• [Task directions]:
Lift every line from the entries that includes the word "ylabel".

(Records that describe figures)
.....

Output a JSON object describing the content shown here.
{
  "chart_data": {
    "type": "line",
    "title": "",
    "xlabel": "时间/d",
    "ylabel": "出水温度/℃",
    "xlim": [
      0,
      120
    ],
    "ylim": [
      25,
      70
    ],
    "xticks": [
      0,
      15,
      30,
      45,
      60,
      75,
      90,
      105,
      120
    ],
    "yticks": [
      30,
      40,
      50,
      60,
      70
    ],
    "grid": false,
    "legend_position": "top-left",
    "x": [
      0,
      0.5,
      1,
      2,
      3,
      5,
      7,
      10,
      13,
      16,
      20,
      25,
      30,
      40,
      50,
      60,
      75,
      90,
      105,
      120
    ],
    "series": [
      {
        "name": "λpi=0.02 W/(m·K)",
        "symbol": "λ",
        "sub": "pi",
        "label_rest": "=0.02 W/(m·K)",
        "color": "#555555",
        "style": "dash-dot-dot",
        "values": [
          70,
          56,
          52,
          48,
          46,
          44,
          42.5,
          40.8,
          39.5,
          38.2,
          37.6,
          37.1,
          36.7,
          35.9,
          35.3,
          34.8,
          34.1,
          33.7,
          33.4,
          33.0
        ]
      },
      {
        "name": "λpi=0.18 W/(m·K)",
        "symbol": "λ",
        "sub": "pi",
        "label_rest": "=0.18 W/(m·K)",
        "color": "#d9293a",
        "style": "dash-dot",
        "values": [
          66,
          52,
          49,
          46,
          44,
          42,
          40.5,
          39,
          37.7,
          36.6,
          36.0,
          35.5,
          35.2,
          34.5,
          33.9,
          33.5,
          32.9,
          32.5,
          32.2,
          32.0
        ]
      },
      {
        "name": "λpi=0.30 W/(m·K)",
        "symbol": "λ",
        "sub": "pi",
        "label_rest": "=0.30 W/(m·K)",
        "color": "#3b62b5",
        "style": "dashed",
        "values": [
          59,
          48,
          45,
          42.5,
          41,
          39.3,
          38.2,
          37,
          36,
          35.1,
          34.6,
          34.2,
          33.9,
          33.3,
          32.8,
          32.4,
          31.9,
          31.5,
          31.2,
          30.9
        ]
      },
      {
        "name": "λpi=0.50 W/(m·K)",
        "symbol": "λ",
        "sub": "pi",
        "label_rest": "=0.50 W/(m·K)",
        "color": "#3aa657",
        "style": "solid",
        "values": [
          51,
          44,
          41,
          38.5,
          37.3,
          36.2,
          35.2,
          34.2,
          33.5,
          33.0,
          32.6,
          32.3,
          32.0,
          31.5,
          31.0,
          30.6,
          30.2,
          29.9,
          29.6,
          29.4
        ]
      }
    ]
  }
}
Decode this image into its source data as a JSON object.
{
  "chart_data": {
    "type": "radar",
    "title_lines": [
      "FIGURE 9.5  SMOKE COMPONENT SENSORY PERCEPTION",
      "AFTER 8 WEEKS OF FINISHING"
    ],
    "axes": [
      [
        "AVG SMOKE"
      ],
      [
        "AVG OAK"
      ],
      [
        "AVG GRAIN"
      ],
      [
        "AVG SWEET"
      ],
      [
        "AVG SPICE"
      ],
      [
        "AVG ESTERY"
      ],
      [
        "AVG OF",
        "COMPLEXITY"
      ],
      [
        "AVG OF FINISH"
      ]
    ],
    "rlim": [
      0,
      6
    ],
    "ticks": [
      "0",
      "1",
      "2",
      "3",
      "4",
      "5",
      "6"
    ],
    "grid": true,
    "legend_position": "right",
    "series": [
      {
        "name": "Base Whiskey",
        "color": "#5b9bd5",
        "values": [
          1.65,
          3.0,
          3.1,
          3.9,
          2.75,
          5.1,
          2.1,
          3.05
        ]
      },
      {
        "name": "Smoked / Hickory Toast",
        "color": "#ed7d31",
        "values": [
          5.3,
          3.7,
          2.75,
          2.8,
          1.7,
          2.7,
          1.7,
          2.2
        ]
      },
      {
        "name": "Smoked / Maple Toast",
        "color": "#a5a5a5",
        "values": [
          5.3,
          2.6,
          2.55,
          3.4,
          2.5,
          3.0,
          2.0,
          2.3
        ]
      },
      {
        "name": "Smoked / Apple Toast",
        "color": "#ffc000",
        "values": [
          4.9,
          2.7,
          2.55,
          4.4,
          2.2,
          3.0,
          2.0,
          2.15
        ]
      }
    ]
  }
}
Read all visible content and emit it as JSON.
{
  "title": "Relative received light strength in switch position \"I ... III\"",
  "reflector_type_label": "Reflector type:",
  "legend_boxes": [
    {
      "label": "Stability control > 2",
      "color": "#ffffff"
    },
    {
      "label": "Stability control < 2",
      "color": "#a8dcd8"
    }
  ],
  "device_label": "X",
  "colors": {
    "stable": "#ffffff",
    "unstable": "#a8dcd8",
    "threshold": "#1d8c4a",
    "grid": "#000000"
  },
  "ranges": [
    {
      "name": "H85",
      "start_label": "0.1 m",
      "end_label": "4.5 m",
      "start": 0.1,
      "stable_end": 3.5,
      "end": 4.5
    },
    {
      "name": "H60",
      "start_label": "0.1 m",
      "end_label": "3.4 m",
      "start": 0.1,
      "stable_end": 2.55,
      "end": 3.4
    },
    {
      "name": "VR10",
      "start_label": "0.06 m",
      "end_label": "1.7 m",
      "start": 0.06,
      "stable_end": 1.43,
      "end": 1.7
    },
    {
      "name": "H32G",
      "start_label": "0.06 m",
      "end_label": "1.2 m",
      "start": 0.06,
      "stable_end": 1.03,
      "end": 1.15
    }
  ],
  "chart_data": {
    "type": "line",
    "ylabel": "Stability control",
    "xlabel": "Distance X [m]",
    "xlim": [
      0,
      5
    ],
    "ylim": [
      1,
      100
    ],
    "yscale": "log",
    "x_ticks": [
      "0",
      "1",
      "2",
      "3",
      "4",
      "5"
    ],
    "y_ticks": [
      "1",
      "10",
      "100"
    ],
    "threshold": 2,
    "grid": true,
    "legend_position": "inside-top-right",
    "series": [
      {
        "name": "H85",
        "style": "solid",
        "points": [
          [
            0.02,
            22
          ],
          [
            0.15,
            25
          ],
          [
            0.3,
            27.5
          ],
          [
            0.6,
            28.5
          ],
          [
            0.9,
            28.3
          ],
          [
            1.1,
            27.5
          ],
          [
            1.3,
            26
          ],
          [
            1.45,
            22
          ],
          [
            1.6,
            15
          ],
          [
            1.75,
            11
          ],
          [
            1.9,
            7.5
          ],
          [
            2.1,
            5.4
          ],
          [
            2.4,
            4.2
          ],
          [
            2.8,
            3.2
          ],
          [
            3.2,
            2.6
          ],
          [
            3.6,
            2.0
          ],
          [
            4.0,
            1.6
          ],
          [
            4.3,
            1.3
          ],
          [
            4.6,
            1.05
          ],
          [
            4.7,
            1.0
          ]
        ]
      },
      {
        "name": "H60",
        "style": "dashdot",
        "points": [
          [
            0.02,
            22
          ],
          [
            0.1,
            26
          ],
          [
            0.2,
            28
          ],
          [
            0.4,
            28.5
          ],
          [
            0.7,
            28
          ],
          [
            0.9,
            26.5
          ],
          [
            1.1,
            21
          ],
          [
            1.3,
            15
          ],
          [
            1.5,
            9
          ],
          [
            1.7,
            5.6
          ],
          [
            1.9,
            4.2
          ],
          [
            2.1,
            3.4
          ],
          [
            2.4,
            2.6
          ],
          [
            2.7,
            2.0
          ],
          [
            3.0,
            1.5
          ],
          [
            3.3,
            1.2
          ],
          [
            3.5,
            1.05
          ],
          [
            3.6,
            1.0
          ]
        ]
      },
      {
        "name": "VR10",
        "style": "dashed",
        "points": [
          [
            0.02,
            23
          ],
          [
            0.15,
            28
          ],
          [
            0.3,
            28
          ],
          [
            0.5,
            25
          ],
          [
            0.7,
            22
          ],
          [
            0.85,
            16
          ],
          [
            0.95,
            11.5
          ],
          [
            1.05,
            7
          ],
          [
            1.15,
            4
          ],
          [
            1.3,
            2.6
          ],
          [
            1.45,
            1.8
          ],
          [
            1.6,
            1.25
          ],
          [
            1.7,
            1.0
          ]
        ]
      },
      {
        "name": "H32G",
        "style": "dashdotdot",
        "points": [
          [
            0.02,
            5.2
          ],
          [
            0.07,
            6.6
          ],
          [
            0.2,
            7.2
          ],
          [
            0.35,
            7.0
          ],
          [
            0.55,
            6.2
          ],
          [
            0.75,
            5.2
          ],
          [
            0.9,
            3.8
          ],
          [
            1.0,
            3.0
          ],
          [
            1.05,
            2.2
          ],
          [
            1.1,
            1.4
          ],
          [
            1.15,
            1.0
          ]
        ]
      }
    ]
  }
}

.....

• [Expected answer]:
    "ylabel": "出水温度/℃",
    "ylabel": "Stability control",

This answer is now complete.